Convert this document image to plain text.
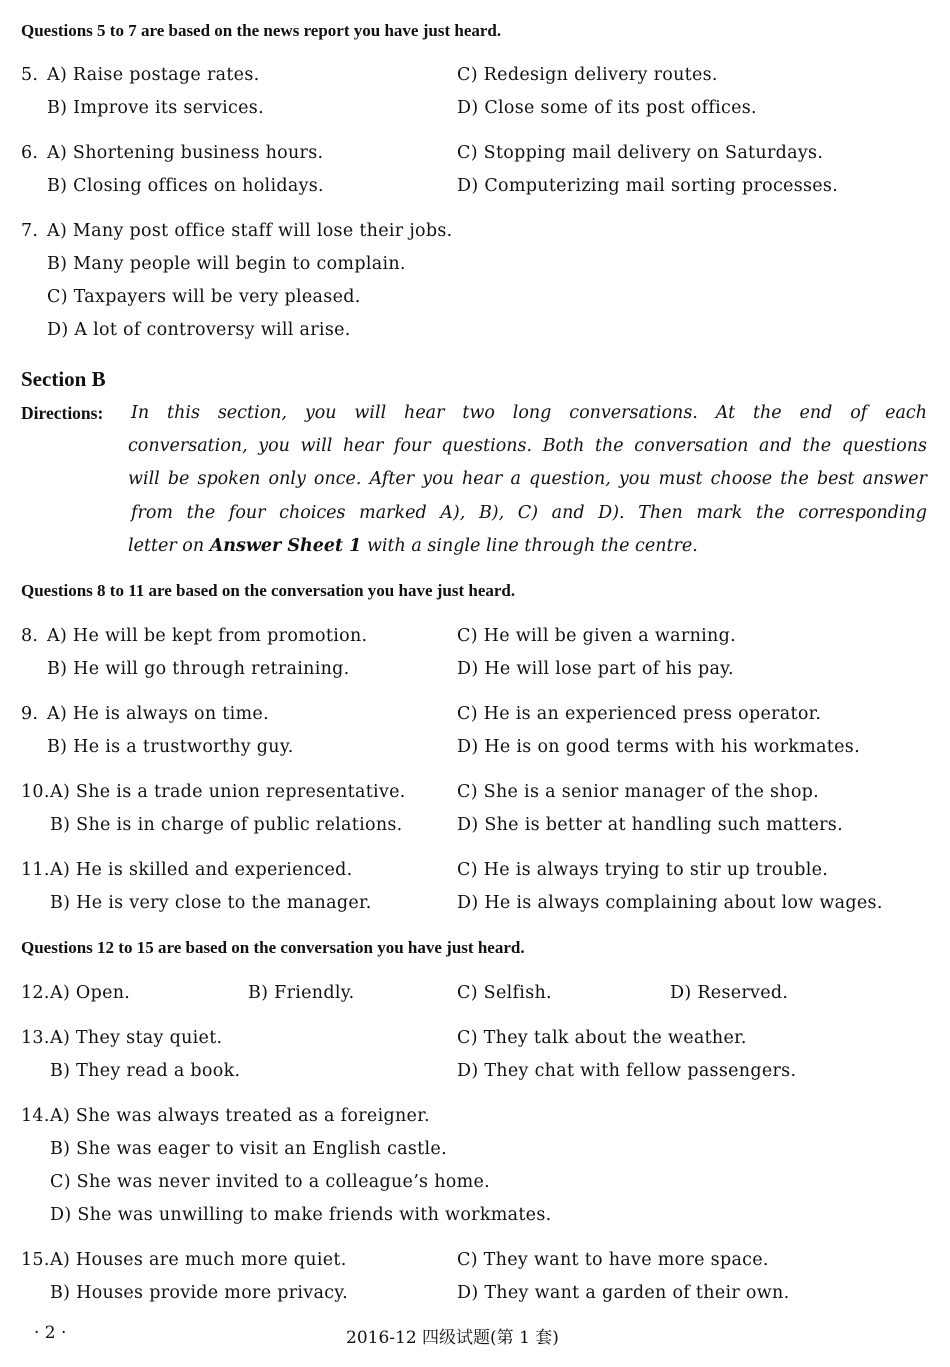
Questions 5 to 7 are based on the news report you have just heard.
5. A) Raise postage rates.	C) Redesign delivery routes.
B) Improve its services.	D) Close some of its post offices.
6. A) Shortening business hours.	C) Stopping mail delivery on Saturdays.
B) Closing offices on holidays.	D) Computerizing mail sorting processes.
7. A) Many post office staff will lose their jobs.
B) Many people will begin to complain.
C) Taxpayers will be very pleased.
D) A lot of controversy will arise.
Section B
Directions: In this section, you will hear two long conversations. At the end of each
conversation, you will hear four questions. Both the conversation and the questions
will be spoken only once. After you hear a question, you must choose the best answer
from the four choices marked A), B), C) and D). Then mark the corresponding
letter on Answer Sheet 1 with a single line through the centre.
Questions 8 to 11 are based on the conversation you have just heard.
8. A) He will be kept from promotion.	C) He will be given a warning.
B) He will go through retraining.	D) He will lose part of his pay.
9. A) He is always on time.	C) He is an experienced press operator.
B) He is a trustworthy guy.	D) He is on good terms with his workmates.
10. A) She is a trade union representative.	C) She is a senior manager of the shop.
B) She is in charge of public relations.	D) She is better at handling such matters.
11. A) He is skilled and experienced.	C) He is always trying to stir up trouble.
B) He is very close to the manager.	D) He is always complaining about low wages.
Questions 12 to 15 are based on the conversation you have just heard.
12. A) Open.	B) Friendly.	C) Selfish.	D) Reserved.
13. A) They stay quiet.	C) They talk about the weather.
B) They read a book.	D) They chat with fellow passengers.
14. A) She was always treated as a foreigner.
B) She was eager to visit an English castle.
C) She was never invited to a colleague’s home.
D) She was unwilling to make friends with workmates.
15. A) Houses are much more quiet.	C) They want to have more space.
B) Houses provide more privacy.	D) They want a garden of their own.
· 2 ·	2016-12 四级试题(第 1 套)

┄┄┄┄┄┄┄┄┄┄┄┄┄┄┄┄┄┄┄┄

Write out the full listing verbatim, excluding its pictures.

WRITTEN REPLY
Convert this document image to plain text.
Questions 5 to 7 are based on the news report you have just heard.
5. A) Raise postage rates.	C) Redesign delivery routes.
B) Improve its services.	D) Close some of its post offices.
6. A) Shortening business hours.	C) Stopping mail delivery on Saturdays.
B) Closing offices on holidays.	D) Computerizing mail sorting processes.
7. A) Many post office staff will lose their jobs.
B) Many people will begin to complain.
C) Taxpayers will be very pleased.
D) A lot of controversy will arise.
Section B
Directions: In this section, you will hear two long conversations. At the end of each
conversation, you will hear four questions. Both the conversation and the questions
will be spoken only once. After you hear a question, you must choose the best answer
from the four choices marked A), B), C) and D). Then mark the corresponding
letter on Answer Sheet 1 with a single line through the centre.
Questions 8 to 11 are based on the conversation you have just heard.
8. A) He will be kept from promotion.	C) He will be given a warning.
B) He will go through retraining.	D) He will lose part of his pay.
9. A) He is always on time.	C) He is an experienced press operator.
B) He is a trustworthy guy.	D) He is on good terms with his workmates.
10. A) She is a trade union representative.	C) She is a senior manager of the shop.
B) She is in charge of public relations.	D) She is better at handling such matters.
11. A) He is skilled and experienced.	C) He is always trying to stir up trouble.
B) He is very close to the manager.	D) He is always complaining about low wages.
Questions 12 to 15 are based on the conversation you have just heard.
12. A) Open.	B) Friendly.	C) Selfish.	D) Reserved.
13. A) They stay quiet.	C) They talk about the weather.
B) They read a book.	D) They chat with fellow passengers.
14. A) She was always treated as a foreigner.
B) She was eager to visit an English castle.
C) She was never invited to a colleague’s home.
D) She was unwilling to make friends with workmates.
15. A) Houses are much more quiet.	C) They want to have more space.
B) Houses provide more privacy.	D) They want a garden of their own.
· 2 ·	2016-12 四级试题(第 1 套)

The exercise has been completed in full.